§ **Estratto**:
----------------------------------------

Corriere 29.6.16
Per il premier una campagna tra le ombre dell’Europa
di Massimo Franco
È
possibile che alla fine la raccolta delle firme per il «sì» al
referendum istituzionale di ottobre riesca. La data limite è metà
luglio. Eppure, nel governo e nel Pd l’inquietudine aumenta. Non
centrare l’obiettivo delle cinquecentomila firme sarebbe un brutto
segnale; e un’arma di propaganda alla rovescia a disposizione di un «no»
che capta le difficoltà di Palazzo Chigi. È significativa l’ammissione
del capogruppo dem alla Camera, Ettore Rosato. «Contiamo di finire la
raccolta il 15 luglio», dichiara. «Comunque», aggiunge, «le firme sono
un di più».
È vero. Il numero dei parlamentari che hanno chiesto
la consultazione è già sufficiente. Nella sua precisazione, tuttavia, si
indovina il timore che l’appello di Matteo Renzi a impegnarsi nella
campagna sia stato accolto con scarso entusiasmo dal Pd. Le voci su un
rinvio da ottobre a dicembre riflettono l’incertezza sull’esito ma anche
sulla strategia. L’immagine del premier britannico David Cameron che
annuncia le dimissioni dopo la sconfitta nel referendum sulla Brexit,
voluto da lui, evoca paragoni fastidiosi.
Oltre tutto, Cameron
aveva dichiarato che non avrebbe gettato la spugna, qualora avesse
perso. E invece è stato costretto a farlo. Per Renzi, che ha legato la
propria sopravvivenza politica al referendum sulle riforme, andare
avanti come se niente fosse sarebbe più complicato. Le voci di congiure
in incubazione nel Pd per sostituirlo sono probabilmente messe in giro
ad arte. E le prospettive di un’affermazione non si possono considerare
tramontate, anzi. Il nervosismo però è palpabile, e si allunga anche sul
cosiddetto I talicum , di cui si invoca la revisione facendo infuriare i
seguaci di Grillo.

----------------------------------------

§ **Voci fornite**:

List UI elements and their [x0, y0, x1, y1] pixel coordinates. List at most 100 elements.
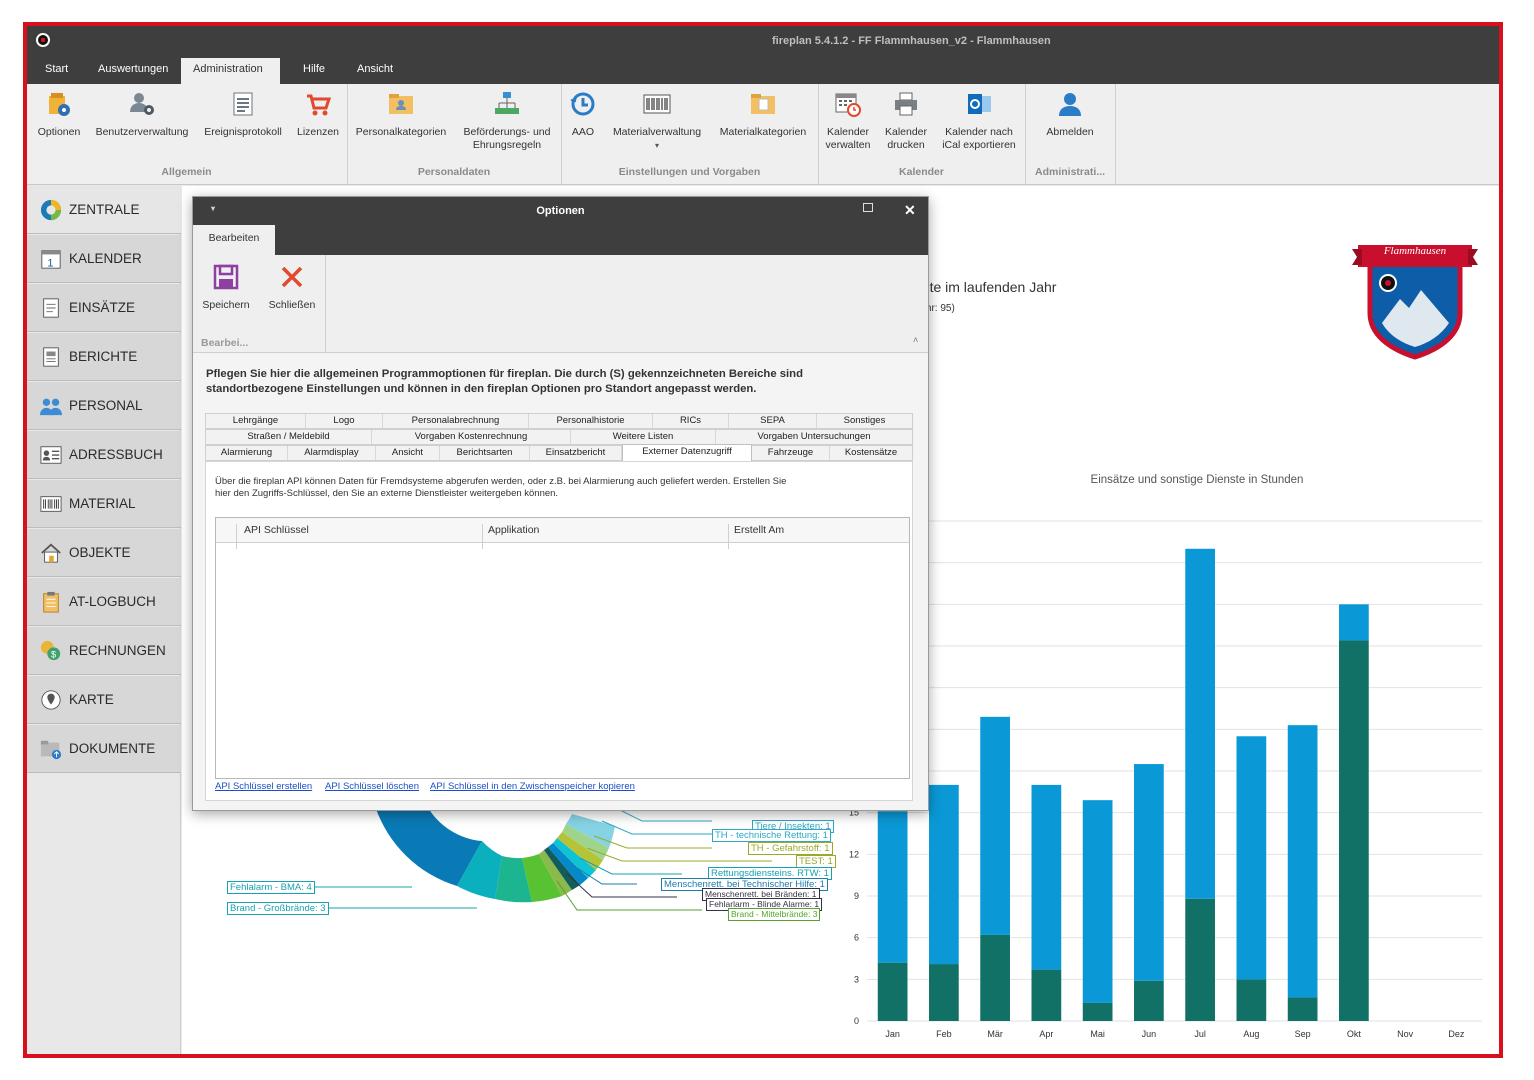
dialog-title-bar: ▾ Optionen ✕	[193, 197, 928, 225]
lizenzen-button[interactable]: Lizenzen	[295, 90, 341, 139]
kalender-drucken-label-2: drucken	[887, 139, 925, 151]
bar-segment	[1339, 640, 1369, 1021]
optionen-label: Optionen	[37, 126, 81, 138]
tab-berichtsarten[interactable]: Berichtsarten	[440, 446, 530, 460]
benutzerverwaltung-button[interactable]: Benutzerverwaltung	[93, 90, 191, 139]
tab-vorgaben-untersuchungen[interactable]: Vorgaben Untersuchungen	[716, 430, 912, 444]
tab-lehrgaenge[interactable]: Lehrgänge	[206, 414, 306, 428]
column-api-schluessel[interactable]: API Schlüssel	[244, 524, 309, 536]
api-key-copy-link[interactable]: API Schlüssel in den Zwischenspeicher ko…	[430, 781, 635, 792]
cart-icon	[307, 94, 332, 116]
sidebar-item-adressbuch[interactable]: ADRESSBUCH	[27, 431, 181, 479]
tab-alarmdisplay[interactable]: Alarmdisplay	[288, 446, 376, 460]
api-description: Über die fireplan API können Daten für F…	[215, 476, 786, 500]
menu-start[interactable]: Start	[33, 58, 80, 84]
tab-strassen-meldebild[interactable]: Straßen / Meldebild	[206, 430, 372, 444]
zentrale-icon	[40, 199, 62, 221]
options-dialog: ▾ Optionen ✕ Bearbeiten Speichern Schlie…	[192, 196, 929, 811]
materialverwaltung-button[interactable]: Materialverwaltung ▾	[609, 90, 705, 152]
y-tick-label: 6	[854, 933, 859, 943]
menu-hilfe[interactable]: Hilfe	[291, 58, 337, 84]
sidebar-item-at-logbuch[interactable]: AT-LOGBUCH	[27, 578, 181, 626]
sidebar-item-label: DOKUMENTE	[69, 741, 156, 756]
fireplan-logo-icon	[36, 33, 50, 47]
column-erstellt-am[interactable]: Erstellt Am	[734, 524, 784, 536]
bar-segment	[877, 962, 908, 1021]
tab-sepa[interactable]: SEPA	[729, 414, 817, 428]
column-applikation[interactable]: Applikation	[488, 524, 539, 536]
ereignisprotokoll-button[interactable]: Ereignisprotokoll	[201, 90, 285, 139]
menu-administration[interactable]: Administration	[181, 58, 280, 84]
kalender-verwalten-button[interactable]: Kalender verwalten	[823, 90, 873, 152]
tab-kostensaetze[interactable]: Kostensätze	[830, 446, 912, 460]
barcode-icon	[40, 496, 62, 512]
x-tick-label: Okt	[1347, 1029, 1362, 1039]
bar-segment	[1031, 784, 1062, 970]
log-sheet-icon	[233, 92, 253, 116]
materialkategorien-button[interactable]: Materialkategorien	[715, 90, 811, 139]
tab-personalabrechnung[interactable]: Personalabrechnung	[383, 414, 529, 428]
bar-segment	[1236, 736, 1267, 980]
kalender-drucken-button[interactable]: Kalender drucken	[881, 90, 931, 152]
ribbon: Optionen Benutzerverwaltung Ereignisprot…	[27, 84, 1499, 185]
sidebar-item-label: KARTE	[69, 692, 114, 707]
sidebar-item-label: ZENTRALE	[69, 202, 140, 217]
menu-auswertungen[interactable]: Auswertungen	[86, 58, 180, 84]
abmelden-button[interactable]: Abmelden	[1037, 90, 1103, 139]
dialog-restore-icon[interactable]	[863, 203, 873, 212]
bar-segment	[980, 934, 1010, 1021]
sidebar-item-dokumente[interactable]: DOKUMENTE	[27, 725, 181, 773]
api-key-delete-link[interactable]: API Schlüssel löschen	[325, 781, 419, 792]
sidebar-item-material[interactable]: MATERIAL	[27, 480, 181, 528]
house-icon	[41, 543, 61, 563]
api-key-table[interactable]: API Schlüssel Applikation Erstellt Am	[215, 517, 910, 779]
dropdown-arrow-icon[interactable]: ▾	[655, 141, 659, 150]
sidebar: ZENTRALE 1 KALENDER EINSÄTZE BERICHTE PE…	[27, 186, 181, 1054]
aao-button[interactable]: AAO	[567, 90, 599, 139]
personalkategorien-button[interactable]: Personalkategorien	[353, 90, 449, 139]
sidebar-item-personal[interactable]: PERSONAL	[27, 382, 181, 430]
printer-icon	[895, 92, 917, 116]
sidebar-item-zentrale[interactable]: ZENTRALE	[27, 186, 181, 234]
tab-rics[interactable]: RICs	[653, 414, 729, 428]
sidebar-item-objekte[interactable]: OBJEKTE	[27, 529, 181, 577]
calendar-clock-icon	[835, 93, 861, 117]
x-tick-label: Feb	[936, 1029, 952, 1039]
dialog-title: Optionen	[536, 205, 585, 217]
sidebar-item-karte[interactable]: KARTE	[27, 676, 181, 724]
optionen-button[interactable]: Optionen	[35, 90, 83, 139]
bar-segment	[1236, 979, 1267, 1021]
menu-bar: Start Auswertungen Administration Hilfe …	[27, 58, 1499, 84]
menu-ansicht[interactable]: Ansicht	[345, 58, 405, 84]
group-personaldaten: Personaldaten	[417, 166, 491, 178]
sidebar-item-rechnungen[interactable]: $ RECHNUNGEN	[27, 627, 181, 675]
tab-ansicht[interactable]: Ansicht	[376, 446, 440, 460]
bar-segment	[1287, 997, 1318, 1021]
tab-einsatzbericht[interactable]: Einsatzbericht	[530, 446, 622, 460]
kalender-ical-label-1: Kalender nach	[945, 126, 1013, 138]
tab-externer-datenzugriff[interactable]: Externer Datenzugriff	[622, 444, 752, 461]
befoerderungen-button[interactable]: Beförderungs- und Ehrungsregeln	[457, 90, 557, 152]
tab-sonstiges[interactable]: Sonstiges	[817, 414, 912, 428]
collapse-ribbon-icon[interactable]: ˄	[913, 335, 918, 345]
schliessen-button[interactable]: Schließen	[267, 263, 317, 312]
tab-vorgaben-kostenrechnung[interactable]: Vorgaben Kostenrechnung	[372, 430, 571, 444]
sidebar-item-kalender[interactable]: 1 KALENDER	[27, 235, 181, 283]
intro-line-1: Pflegen Sie hier die allgemeinen Program…	[206, 368, 803, 380]
bar-segment	[1082, 1002, 1113, 1021]
users-gear-icon	[130, 93, 154, 115]
sidebar-item-berichte[interactable]: BERICHTE	[27, 333, 181, 381]
api-key-create-link[interactable]: API Schlüssel erstellen	[215, 781, 312, 792]
dialog-close-icon[interactable]: ✕	[904, 202, 916, 219]
ribbon-group-separator	[325, 255, 326, 352]
tab-fahrzeuge[interactable]: Fahrzeuge	[752, 446, 830, 460]
speichern-button[interactable]: Speichern	[201, 263, 251, 312]
kalender-ical-label-2: iCal exportieren	[942, 139, 1016, 151]
tab-weitere-listen[interactable]: Weitere Listen	[571, 430, 716, 444]
tab-bearbeiten[interactable]: Bearbeiten	[193, 225, 275, 255]
tab-logo[interactable]: Logo	[306, 414, 383, 428]
kalender-ical-button[interactable]: Kalender nach iCal exportieren	[937, 90, 1021, 152]
tab-alarmierung[interactable]: Alarmierung	[206, 446, 288, 460]
tab-personalhistorie[interactable]: Personalhistorie	[529, 414, 653, 428]
sidebar-item-einsaetze[interactable]: EINSÄTZE	[27, 284, 181, 332]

----------------------------------------

§ **Esercizio A**:
Nell'articolo sul referendum di ottobre, quante firme bisogna raccogliere secondo l'obiettivo indicato?
§ **Esercizio B**:
Sostituisci "ottobre" con "novembre" nel passo dell'articolo sul referendum che comincia con "che capta le" e prosegue fino a "evoca paragoni fastidiosi.", e scrivi il passo così modificato.
§ **Esercizio C**:
Riprendi l'articolo su Renzi e il referendum dopo la sua ultima frase e portalo avanti.

§ **Risultato A**:
Cinquecentomila firme.

§ **Risultato B**:
che capta le difficoltà di Palazzo Chigi. È significativa l’ammissione
del capogruppo dem alla Camera, Ettore Rosato. «Contiamo di finire la
raccolta il 15 luglio», dichiara. «Comunque», aggiunge, «le firme sono
un di più».
È vero. Il numero dei parlamentari che hanno chiesto
la consultazione è già sufficiente. Nella sua precisazione, tuttavia, si
indovina il timore che l’appello di Matteo Renzi a impegnarsi nella
campagna sia stato accolto con scarso entusiasmo dal Pd. Le voci su un
rinvio da novembre a dicembre riflettono l’incertezza sull’esito ma anche
sulla strategia. L’immagine del premier britannico David Cameron che
annuncia le dimissioni dopo la sconfitta nel referendum sulla Brexit,
voluto da lui, evoca paragoni fastidiosi.

§ **Risultato C**:
La personalizzazione del voto referendario si
sta rivelando uno svantaggio. E il tentativo di riportare la discussione
sul merito, rischia di apparire un fattore di debolezza. Gli attacchi
concentrici di M5S, minoranza Pd, FI e Lega tendono a mettere il governo
all’angolo. Per Renzi, attento a presentarsi come distruttore dello
status quo, essere identificato col potere costituito è una sorpresa
traumatica. Eppure, senza volerlo in due anni e mezzo è questa
l’immagine che ha finito per trasmettere; e che sta pagando. È visto
come simbolo di una classe politica umiliata dall’ondata populista.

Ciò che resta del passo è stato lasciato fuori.